→ **Given task**
Find every line in the records below that holds the word "expected" and copy it.

------------------------------------------------------------------------

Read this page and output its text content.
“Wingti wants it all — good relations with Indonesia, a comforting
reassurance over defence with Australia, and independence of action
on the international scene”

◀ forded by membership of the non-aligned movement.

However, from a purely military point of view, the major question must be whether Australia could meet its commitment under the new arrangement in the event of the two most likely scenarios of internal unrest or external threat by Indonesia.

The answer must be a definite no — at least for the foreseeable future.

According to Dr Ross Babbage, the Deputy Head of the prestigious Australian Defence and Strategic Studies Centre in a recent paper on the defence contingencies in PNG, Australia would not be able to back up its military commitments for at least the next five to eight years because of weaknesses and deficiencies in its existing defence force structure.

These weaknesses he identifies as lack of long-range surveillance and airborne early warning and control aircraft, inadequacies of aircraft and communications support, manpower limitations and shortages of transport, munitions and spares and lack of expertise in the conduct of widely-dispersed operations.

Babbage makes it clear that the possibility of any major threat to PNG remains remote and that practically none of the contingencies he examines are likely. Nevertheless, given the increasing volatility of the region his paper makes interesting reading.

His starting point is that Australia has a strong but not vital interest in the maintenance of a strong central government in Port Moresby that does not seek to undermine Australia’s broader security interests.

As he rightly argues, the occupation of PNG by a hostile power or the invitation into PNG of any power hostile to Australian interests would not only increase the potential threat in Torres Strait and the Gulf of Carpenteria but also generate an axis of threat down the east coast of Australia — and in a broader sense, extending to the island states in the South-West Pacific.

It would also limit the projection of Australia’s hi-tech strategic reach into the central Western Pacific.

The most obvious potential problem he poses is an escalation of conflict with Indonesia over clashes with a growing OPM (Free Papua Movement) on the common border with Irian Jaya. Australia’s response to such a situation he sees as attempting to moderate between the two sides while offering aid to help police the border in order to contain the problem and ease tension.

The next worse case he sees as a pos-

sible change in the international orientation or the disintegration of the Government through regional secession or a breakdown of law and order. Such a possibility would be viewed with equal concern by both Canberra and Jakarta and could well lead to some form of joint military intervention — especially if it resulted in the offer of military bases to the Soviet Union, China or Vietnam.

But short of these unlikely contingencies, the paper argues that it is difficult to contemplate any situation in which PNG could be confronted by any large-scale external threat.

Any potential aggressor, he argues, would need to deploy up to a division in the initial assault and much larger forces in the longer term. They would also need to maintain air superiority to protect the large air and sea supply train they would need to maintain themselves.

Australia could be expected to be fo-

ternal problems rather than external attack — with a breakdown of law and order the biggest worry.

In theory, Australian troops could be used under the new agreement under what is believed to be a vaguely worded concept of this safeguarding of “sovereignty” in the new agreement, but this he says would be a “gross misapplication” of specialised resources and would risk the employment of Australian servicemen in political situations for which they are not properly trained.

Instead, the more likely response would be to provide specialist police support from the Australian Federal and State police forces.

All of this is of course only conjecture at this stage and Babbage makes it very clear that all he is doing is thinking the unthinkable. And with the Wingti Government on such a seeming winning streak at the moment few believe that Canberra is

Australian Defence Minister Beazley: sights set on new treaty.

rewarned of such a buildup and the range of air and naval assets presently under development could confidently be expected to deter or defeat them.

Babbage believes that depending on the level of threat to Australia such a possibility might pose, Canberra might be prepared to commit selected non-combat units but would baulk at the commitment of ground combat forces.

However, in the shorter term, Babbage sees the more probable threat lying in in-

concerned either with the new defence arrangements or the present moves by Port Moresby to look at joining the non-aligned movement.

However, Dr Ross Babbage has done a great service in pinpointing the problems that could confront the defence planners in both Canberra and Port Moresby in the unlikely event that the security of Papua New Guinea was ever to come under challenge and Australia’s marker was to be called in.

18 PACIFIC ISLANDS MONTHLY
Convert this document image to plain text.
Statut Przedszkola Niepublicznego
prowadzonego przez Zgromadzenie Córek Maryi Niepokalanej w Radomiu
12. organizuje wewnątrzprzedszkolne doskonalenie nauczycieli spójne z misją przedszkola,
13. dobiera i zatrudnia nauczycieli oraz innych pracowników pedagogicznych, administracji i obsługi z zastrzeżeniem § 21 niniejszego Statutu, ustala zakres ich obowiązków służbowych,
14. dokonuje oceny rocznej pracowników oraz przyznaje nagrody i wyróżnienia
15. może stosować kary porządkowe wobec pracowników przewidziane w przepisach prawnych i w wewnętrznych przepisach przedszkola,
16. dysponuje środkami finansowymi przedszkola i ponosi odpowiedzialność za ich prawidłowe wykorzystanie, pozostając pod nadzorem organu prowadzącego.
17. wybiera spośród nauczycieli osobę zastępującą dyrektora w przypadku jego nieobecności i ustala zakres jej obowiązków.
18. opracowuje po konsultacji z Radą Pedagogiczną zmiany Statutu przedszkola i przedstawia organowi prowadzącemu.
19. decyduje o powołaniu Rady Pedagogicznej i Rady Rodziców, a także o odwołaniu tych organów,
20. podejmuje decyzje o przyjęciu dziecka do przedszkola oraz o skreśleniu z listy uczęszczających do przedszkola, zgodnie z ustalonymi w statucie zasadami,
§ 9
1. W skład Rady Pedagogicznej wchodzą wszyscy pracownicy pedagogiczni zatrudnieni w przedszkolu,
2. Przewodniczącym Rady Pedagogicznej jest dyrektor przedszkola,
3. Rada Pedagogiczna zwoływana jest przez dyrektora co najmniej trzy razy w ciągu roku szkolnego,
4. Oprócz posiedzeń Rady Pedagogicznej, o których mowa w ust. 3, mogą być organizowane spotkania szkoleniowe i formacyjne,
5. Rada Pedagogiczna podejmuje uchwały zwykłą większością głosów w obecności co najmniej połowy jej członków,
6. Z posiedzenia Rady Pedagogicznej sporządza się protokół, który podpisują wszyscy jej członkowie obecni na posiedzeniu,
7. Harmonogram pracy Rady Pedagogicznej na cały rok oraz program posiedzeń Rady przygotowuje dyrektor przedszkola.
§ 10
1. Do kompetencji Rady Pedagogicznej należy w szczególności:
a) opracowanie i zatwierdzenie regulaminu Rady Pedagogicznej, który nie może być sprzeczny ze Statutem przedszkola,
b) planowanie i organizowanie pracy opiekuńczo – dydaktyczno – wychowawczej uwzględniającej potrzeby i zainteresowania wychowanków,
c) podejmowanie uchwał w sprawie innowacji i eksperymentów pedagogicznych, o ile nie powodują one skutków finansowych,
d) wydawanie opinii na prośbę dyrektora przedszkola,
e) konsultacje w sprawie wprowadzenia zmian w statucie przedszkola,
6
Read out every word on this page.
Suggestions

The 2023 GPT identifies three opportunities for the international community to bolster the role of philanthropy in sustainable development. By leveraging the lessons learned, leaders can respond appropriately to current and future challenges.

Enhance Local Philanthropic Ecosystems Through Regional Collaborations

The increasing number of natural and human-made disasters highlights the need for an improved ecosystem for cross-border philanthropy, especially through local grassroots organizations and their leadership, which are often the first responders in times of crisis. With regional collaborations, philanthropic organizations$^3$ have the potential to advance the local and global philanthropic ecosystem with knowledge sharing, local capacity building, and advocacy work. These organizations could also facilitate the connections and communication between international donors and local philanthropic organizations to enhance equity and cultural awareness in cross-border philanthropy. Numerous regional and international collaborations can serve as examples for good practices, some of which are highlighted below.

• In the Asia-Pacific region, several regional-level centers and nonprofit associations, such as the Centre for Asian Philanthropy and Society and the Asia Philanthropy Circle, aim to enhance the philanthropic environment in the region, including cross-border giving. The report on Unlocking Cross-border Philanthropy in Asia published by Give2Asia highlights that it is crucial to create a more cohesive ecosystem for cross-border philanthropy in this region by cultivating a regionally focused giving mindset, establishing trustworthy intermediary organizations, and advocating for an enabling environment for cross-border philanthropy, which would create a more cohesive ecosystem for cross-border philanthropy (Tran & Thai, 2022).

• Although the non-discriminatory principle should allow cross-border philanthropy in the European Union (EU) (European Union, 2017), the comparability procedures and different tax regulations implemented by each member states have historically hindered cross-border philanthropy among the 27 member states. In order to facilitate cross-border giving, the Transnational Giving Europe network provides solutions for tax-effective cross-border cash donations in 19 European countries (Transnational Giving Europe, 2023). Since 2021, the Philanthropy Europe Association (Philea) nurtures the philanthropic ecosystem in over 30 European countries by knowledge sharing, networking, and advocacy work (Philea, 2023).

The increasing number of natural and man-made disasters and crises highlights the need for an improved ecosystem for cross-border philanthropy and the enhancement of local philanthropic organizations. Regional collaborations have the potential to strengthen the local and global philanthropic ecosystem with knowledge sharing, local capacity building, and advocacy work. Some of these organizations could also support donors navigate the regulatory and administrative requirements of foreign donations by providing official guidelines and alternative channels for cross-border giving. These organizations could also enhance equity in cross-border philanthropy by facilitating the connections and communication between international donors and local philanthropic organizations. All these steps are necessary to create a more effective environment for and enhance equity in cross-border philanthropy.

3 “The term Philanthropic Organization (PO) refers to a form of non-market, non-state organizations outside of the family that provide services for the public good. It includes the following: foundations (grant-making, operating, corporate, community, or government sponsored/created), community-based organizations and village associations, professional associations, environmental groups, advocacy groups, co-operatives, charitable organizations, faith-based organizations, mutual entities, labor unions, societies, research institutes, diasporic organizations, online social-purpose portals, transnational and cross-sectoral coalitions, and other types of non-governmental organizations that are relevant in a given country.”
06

------------------------------------------------------------------------

→ **Solution to this problem**
Australia could be expected to be fo-
rewarned of such a buildup and the range of air and naval assets presently under development could confidently be expected to deter or defeat them.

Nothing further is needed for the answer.